● **Task directions**
Will you extract the entries word for word? Images should not appear in the copy.

"""

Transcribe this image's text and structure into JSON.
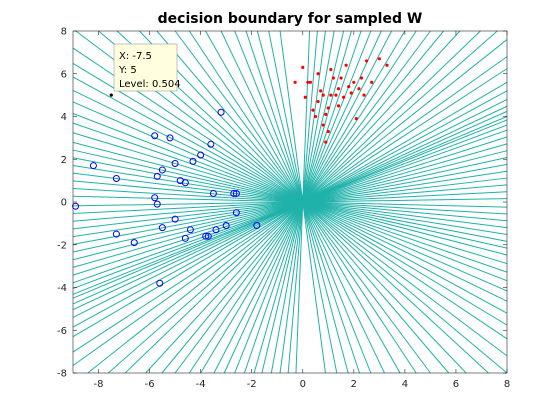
{
  "chart_data": {
    "type": "scatter",
    "title": "decision boundary for sampled W",
    "xlabel": "",
    "ylabel": "",
    "xlim": [
      -9,
      8
    ],
    "ylim": [
      -8,
      8
    ],
    "xticks": [
      "-8",
      "-6",
      "-4",
      "-2",
      "0",
      "2",
      "4",
      "6",
      "8"
    ],
    "yticks": [
      "-8",
      "-6",
      "-4",
      "-2",
      "0",
      "2",
      "4",
      "6",
      "8"
    ],
    "grid": false,
    "line_color": "#20b2aa",
    "boundary_slopes": [
      -9.0,
      -6.0,
      -4.5,
      -3.6,
      -3.0,
      -2.5,
      -2.1,
      -1.8,
      -1.6,
      -1.4,
      -1.25,
      -1.1,
      -1.0,
      -0.9,
      -0.8,
      -0.72,
      -0.65,
      -0.58,
      -0.52,
      -0.46,
      -0.41,
      -0.36,
      -0.31,
      -0.27,
      -0.23,
      -0.19,
      -0.15,
      -0.11,
      -0.07,
      -0.03,
      0.02,
      0.06,
      0.1,
      0.14,
      0.18,
      0.22,
      0.26,
      0.3,
      0.34,
      0.38,
      0.42,
      0.45,
      0.48,
      0.5,
      0.53,
      0.56,
      0.6,
      0.65,
      0.7,
      0.78,
      0.85,
      0.95,
      1.05,
      1.15,
      1.3,
      1.45,
      1.6,
      1.8,
      2.0,
      2.3,
      2.6,
      3.0,
      3.5,
      4.2,
      5.0,
      6.5,
      9.0,
      14.0,
      30.0
    ],
    "series": [
      {
        "name": "",
        "marker": "circle-open",
        "color": "#0000ff",
        "x": [
          -8.9,
          -8.2,
          -7.3,
          -7.3,
          -6.6,
          -5.8,
          -5.8,
          -5.7,
          -5.7,
          -5.6,
          -5.5,
          -5.5,
          -5.2,
          -5.0,
          -5.0,
          -4.8,
          -4.6,
          -4.6,
          -4.4,
          -4.3,
          -4.0,
          -3.8,
          -3.7,
          -3.6,
          -3.5,
          -3.4,
          -3.2,
          -3.0,
          -2.7,
          -2.6,
          -2.6,
          -1.8
        ],
        "y": [
          -0.2,
          1.7,
          -1.5,
          1.1,
          -1.9,
          3.1,
          0.2,
          -0.1,
          1.2,
          -3.8,
          1.5,
          -1.2,
          3.0,
          -0.8,
          1.8,
          1.0,
          -1.7,
          0.9,
          -1.3,
          1.9,
          2.2,
          -1.6,
          -1.6,
          2.7,
          0.4,
          -1.3,
          4.2,
          -1.1,
          0.4,
          -0.5,
          0.4,
          -1.1
        ]
      },
      {
        "name": "",
        "marker": "dot",
        "color": "#ff0000",
        "x": [
          -0.3,
          0.0,
          0.1,
          0.2,
          0.3,
          0.4,
          0.5,
          0.6,
          0.6,
          0.7,
          0.8,
          0.8,
          0.9,
          0.9,
          1.0,
          1.0,
          1.1,
          1.1,
          1.2,
          1.3,
          1.4,
          1.4,
          1.5,
          1.6,
          1.7,
          1.8,
          1.9,
          2.0,
          2.1,
          2.2,
          2.3,
          2.4,
          2.5,
          2.7,
          3.0,
          3.3
        ],
        "y": [
          5.6,
          6.3,
          4.9,
          5.6,
          5.6,
          4.3,
          4.0,
          4.7,
          6.0,
          5.2,
          3.6,
          5.0,
          2.8,
          4.1,
          4.4,
          3.3,
          5.0,
          6.2,
          5.8,
          5.0,
          4.5,
          5.3,
          5.8,
          4.9,
          6.4,
          5.4,
          5.1,
          5.6,
          3.9,
          5.3,
          5.8,
          5.0,
          6.6,
          5.6,
          6.7,
          6.4
        ]
      },
      {
        "name": "",
        "marker": "dot",
        "color": "#000000",
        "x": [
          -7.5
        ],
        "y": [
          5
        ]
      }
    ],
    "datatip": {
      "x_text": "X: -7.5",
      "y_text": "Y: 5",
      "level_text": "Level: 0.504",
      "background": "#ffffe0"
    }
  }
}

"""

● **Output of the exercise**
Transcribe this image's text and structure into JSON.
{
  "chart_data": {
    "type": "scatter",
    "title": "decision boundary for sampled W",
    "xlabel": "",
    "ylabel": "",
    "xlim": [
      -9,
      8
    ],
    "ylim": [
      -8,
      8
    ],
    "xticks": [
      "-8",
      "-6",
      "-4",
      "-2",
      "0",
      "2",
      "4",
      "6",
      "8"
    ],
    "yticks": [
      "-8",
      "-6",
      "-4",
      "-2",
      "0",
      "2",
      "4",
      "6",
      "8"
    ],
    "grid": false,
    "line_color": "#20b2aa",
    "boundary_slopes": [
      -9.0,
      -6.0,
      -4.5,
      -3.6,
      -3.0,
      -2.5,
      -2.1,
      -1.8,
      -1.6,
      -1.4,
      -1.25,
      -1.1,
      -1.0,
      -0.9,
      -0.8,
      -0.72,
      -0.65,
      -0.58,
      -0.52,
      -0.46,
      -0.41,
      -0.36,
      -0.31,
      -0.27,
      -0.23,
      -0.19,
      -0.15,
      -0.11,
      -0.07,
      -0.03,
      0.02,
      0.06,
      0.1,
      0.14,
      0.18,
      0.22,
      0.26,
      0.3,
      0.34,
      0.38,
      0.42,
      0.45,
      0.48,
      0.5,
      0.53,
      0.56,
      0.6,
      0.65,
      0.7,
      0.78,
      0.85,
      0.95,
      1.05,
      1.15,
      1.3,
      1.45,
      1.6,
      1.8,
      2.0,
      2.3,
      2.6,
      3.0,
      3.5,
      4.2,
      5.0,
      6.5,
      9.0,
      14.0,
      30.0
    ],
    "series": [
      {
        "name": "",
        "marker": "circle-open",
        "color": "#0000ff",
        "x": [
          -8.9,
          -8.2,
          -7.3,
          -7.3,
          -6.6,
          -5.8,
          -5.8,
          -5.7,
          -5.7,
          -5.6,
          -5.5,
          -5.5,
          -5.2,
          -5.0,
          -5.0,
          -4.8,
          -4.6,
          -4.6,
          -4.4,
          -4.3,
          -4.0,
          -3.8,
          -3.7,
          -3.6,
          -3.5,
          -3.4,
          -3.2,
          -3.0,
          -2.7,
          -2.6,
          -2.6,
          -1.8
        ],
        "y": [
          -0.2,
          1.7,
          -1.5,
          1.1,
          -1.9,
          3.1,
          0.2,
          -0.1,
          1.2,
          -3.8,
          1.5,
          -1.2,
          3.0,
          -0.8,
          1.8,
          1.0,
          -1.7,
          0.9,
          -1.3,
          1.9,
          2.2,
          -1.6,
          -1.6,
          2.7,
          0.4,
          -1.3,
          4.2,
          -1.1,
          0.4,
          -0.5,
          0.4,
          -1.1
        ]
      },
      {
        "name": "",
        "marker": "dot",
        "color": "#ff0000",
        "x": [
          -0.3,
          0.0,
          0.1,
          0.2,
          0.3,
          0.4,
          0.5,
          0.6,
          0.6,
          0.7,
          0.8,
          0.8,
          0.9,
          0.9,
          1.0,
          1.0,
          1.1,
          1.1,
          1.2,
          1.3,
          1.4,
          1.4,
          1.5,
          1.6,
          1.7,
          1.8,
          1.9,
          2.0,
          2.1,
          2.2,
          2.3,
          2.4,
          2.5,
          2.7,
          3.0,
          3.3
        ],
        "y": [
          5.6,
          6.3,
          4.9,
          5.6,
          5.6,
          4.3,
          4.0,
          4.7,
          6.0,
          5.2,
          3.6,
          5.0,
          2.8,
          4.1,
          4.4,
          3.3,
          5.0,
          6.2,
          5.8,
          5.0,
          4.5,
          5.3,
          5.8,
          4.9,
          6.4,
          5.4,
          5.1,
          5.6,
          3.9,
          5.3,
          5.8,
          5.0,
          6.6,
          5.6,
          6.7,
          6.4
        ]
      },
      {
        "name": "",
        "marker": "dot",
        "color": "#000000",
        "x": [
          -7.5
        ],
        "y": [
          5
        ]
      }
    ],
    "datatip": {
      "x_text": "X: -7.5",
      "y_text": "Y: 5",
      "level_text": "Level: 0.504",
      "background": "#ffffe0"
    }
  }
}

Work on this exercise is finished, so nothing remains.